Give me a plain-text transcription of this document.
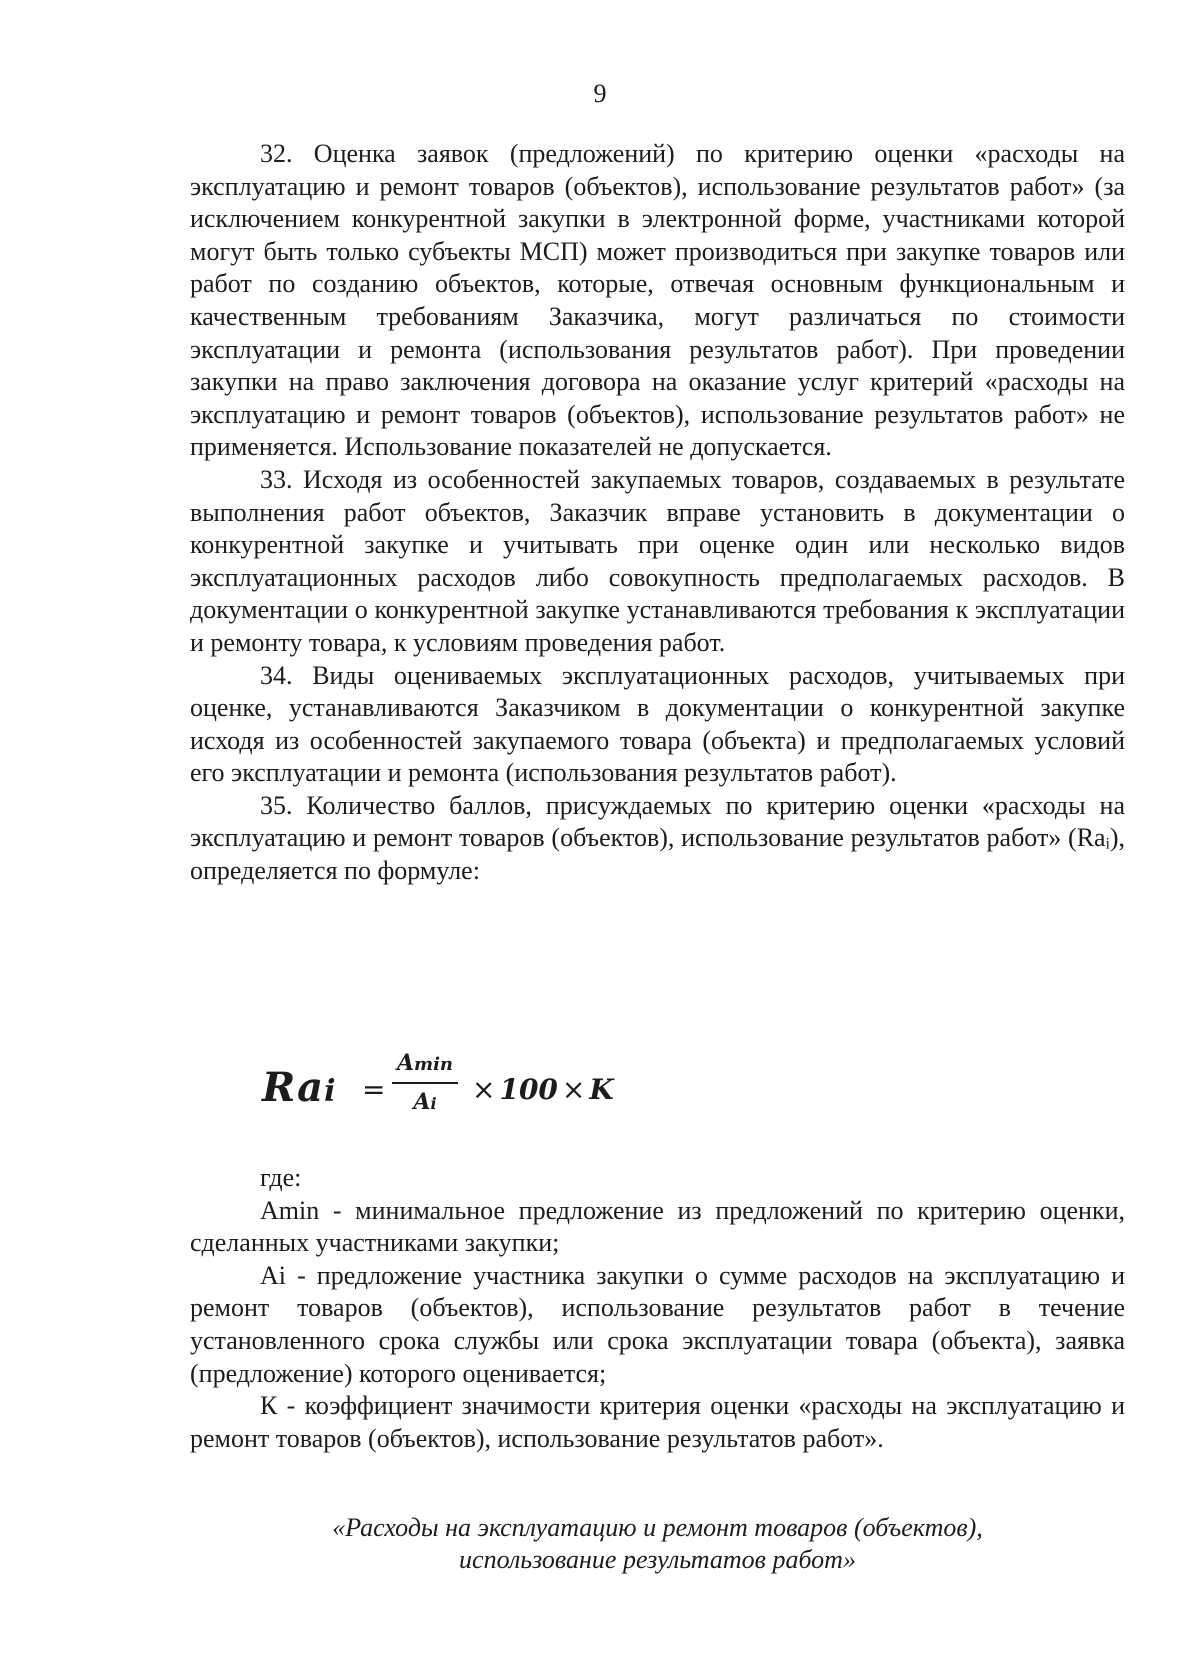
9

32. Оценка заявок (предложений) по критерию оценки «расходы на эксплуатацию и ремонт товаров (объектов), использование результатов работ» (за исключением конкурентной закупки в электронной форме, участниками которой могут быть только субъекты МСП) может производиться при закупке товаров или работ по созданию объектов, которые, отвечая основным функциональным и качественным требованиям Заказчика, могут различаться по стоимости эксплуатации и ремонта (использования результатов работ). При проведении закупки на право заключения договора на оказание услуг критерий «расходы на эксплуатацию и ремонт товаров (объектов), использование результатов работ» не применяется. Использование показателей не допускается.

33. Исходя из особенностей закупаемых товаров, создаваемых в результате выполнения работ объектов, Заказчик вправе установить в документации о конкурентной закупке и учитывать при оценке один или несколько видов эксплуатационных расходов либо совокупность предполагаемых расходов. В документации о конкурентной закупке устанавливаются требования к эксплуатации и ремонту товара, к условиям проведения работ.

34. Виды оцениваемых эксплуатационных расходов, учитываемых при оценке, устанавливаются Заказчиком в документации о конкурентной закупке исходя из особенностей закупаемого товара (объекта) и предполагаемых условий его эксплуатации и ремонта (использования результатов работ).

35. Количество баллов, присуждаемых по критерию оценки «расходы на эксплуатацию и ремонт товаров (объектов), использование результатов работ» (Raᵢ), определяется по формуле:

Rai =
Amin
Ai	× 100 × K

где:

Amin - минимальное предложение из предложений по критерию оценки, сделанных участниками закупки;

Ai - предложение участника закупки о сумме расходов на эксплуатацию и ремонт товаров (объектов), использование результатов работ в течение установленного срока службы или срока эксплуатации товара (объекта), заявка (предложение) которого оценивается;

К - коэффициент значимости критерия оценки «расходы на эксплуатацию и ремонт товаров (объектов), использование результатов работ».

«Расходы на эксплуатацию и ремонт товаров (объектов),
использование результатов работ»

* _Given problem_: Only a number is wanted: how many lines contain the word "Amin"?

* _Finished exercise_: 2